━━ INPUT

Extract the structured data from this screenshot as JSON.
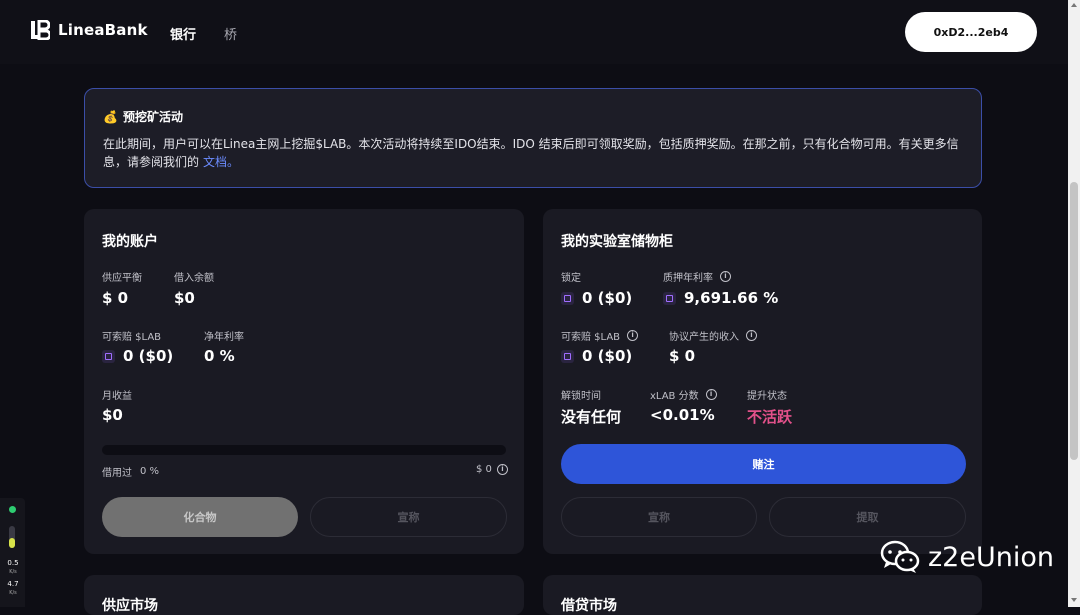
{
  "nav": {
    "brand": "LineaBank",
    "links": [
      "银行",
      "桥"
    ],
    "wallet": "0xD2...2eb4"
  },
  "banner": {
    "title": "预挖矿活动",
    "text": "在此期间，用户可以在Linea主网上挖掘$LAB。本次活动将持续至IDO结束。IDO 结束后即可领取奖励，包括质押奖励。在那之前，只有化合物可用。有关更多信息，请参阅我们的",
    "link": "文档。"
  },
  "account": {
    "title": "我的账户",
    "supply_label": "供应平衡",
    "supply_value": "$ 0",
    "borrow_label": "借入余额",
    "borrow_value": "$0",
    "claimable_label": "可索赔 $LAB",
    "claimable_value": "0 ($0)",
    "net_apr_label": "净年利率",
    "net_apr_value": "0 %",
    "monthly_label": "月收益",
    "monthly_value": "$0",
    "credit_used_label": "借用过",
    "credit_used_value": "0 %",
    "credit_used_fraction": 0,
    "credit_limit_value": "$ 0",
    "compound_button": "化合物",
    "claim_button": "宣称"
  },
  "locker": {
    "title": "我的实验室储物柜",
    "locked_label": "锁定",
    "locked_value": "0 ($0)",
    "stake_apr_label": "质押年利率",
    "stake_apr_value": "9,691.66 %",
    "claimable_label": "可索赔 $LAB",
    "claimable_value": "0 ($0)",
    "protocol_income_label": "协议产生的收入",
    "protocol_income_value": "$ 0",
    "unlock_label": "解锁时间",
    "unlock_value": "没有任何",
    "xlab_label": "xLAB 分数",
    "xlab_value": "<0.01%",
    "boost_label": "提升状态",
    "boost_value": "不活跃",
    "stake_button": "赌注",
    "claim_button": "宣称",
    "withdraw_button": "提取"
  },
  "sections": {
    "supply_market": "供应市场",
    "borrow_market": "借贷市场"
  },
  "side_widget": {
    "up_value": "0.5",
    "up_unit": "K/s",
    "down_value": "4.7",
    "down_unit": "K/s"
  },
  "watermark": "z2eUnion",
  "colors": {
    "accent_blue": "#2e55d9",
    "link": "#6c8cff",
    "inactive_pink": "#e2518a",
    "banner_border": "#3b4ea8"
  }
}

━━━━

Except for the pictures, give all the material above again verbatim.

Extract the structured data from this screenshot as JSON.
{
  "nav": {
    "brand": "LineaBank",
    "links": [
      "银行",
      "桥"
    ],
    "wallet": "0xD2...2eb4"
  },
  "banner": {
    "title": "预挖矿活动",
    "text": "在此期间，用户可以在Linea主网上挖掘$LAB。本次活动将持续至IDO结束。IDO 结束后即可领取奖励，包括质押奖励。在那之前，只有化合物可用。有关更多信息，请参阅我们的",
    "link": "文档。"
  },
  "account": {
    "title": "我的账户",
    "supply_label": "供应平衡",
    "supply_value": "$ 0",
    "borrow_label": "借入余额",
    "borrow_value": "$0",
    "claimable_label": "可索赔 $LAB",
    "claimable_value": "0 ($0)",
    "net_apr_label": "净年利率",
    "net_apr_value": "0 %",
    "monthly_label": "月收益",
    "monthly_value": "$0",
    "credit_used_label": "借用过",
    "credit_used_value": "0 %",
    "credit_used_fraction": 0,
    "credit_limit_value": "$ 0",
    "compound_button": "化合物",
    "claim_button": "宣称"
  },
  "locker": {
    "title": "我的实验室储物柜",
    "locked_label": "锁定",
    "locked_value": "0 ($0)",
    "stake_apr_label": "质押年利率",
    "stake_apr_value": "9,691.66 %",
    "claimable_label": "可索赔 $LAB",
    "claimable_value": "0 ($0)",
    "protocol_income_label": "协议产生的收入",
    "protocol_income_value": "$ 0",
    "unlock_label": "解锁时间",
    "unlock_value": "没有任何",
    "xlab_label": "xLAB 分数",
    "xlab_value": "<0.01%",
    "boost_label": "提升状态",
    "boost_value": "不活跃",
    "stake_button": "赌注",
    "claim_button": "宣称",
    "withdraw_button": "提取"
  },
  "sections": {
    "supply_market": "供应市场",
    "borrow_market": "借贷市场"
  },
  "side_widget": {
    "up_value": "0.5",
    "up_unit": "K/s",
    "down_value": "4.7",
    "down_unit": "K/s"
  },
  "watermark": "z2eUnion",
  "colors": {
    "accent_blue": "#2e55d9",
    "link": "#6c8cff",
    "inactive_pink": "#e2518a",
    "banner_border": "#3b4ea8"
  }
}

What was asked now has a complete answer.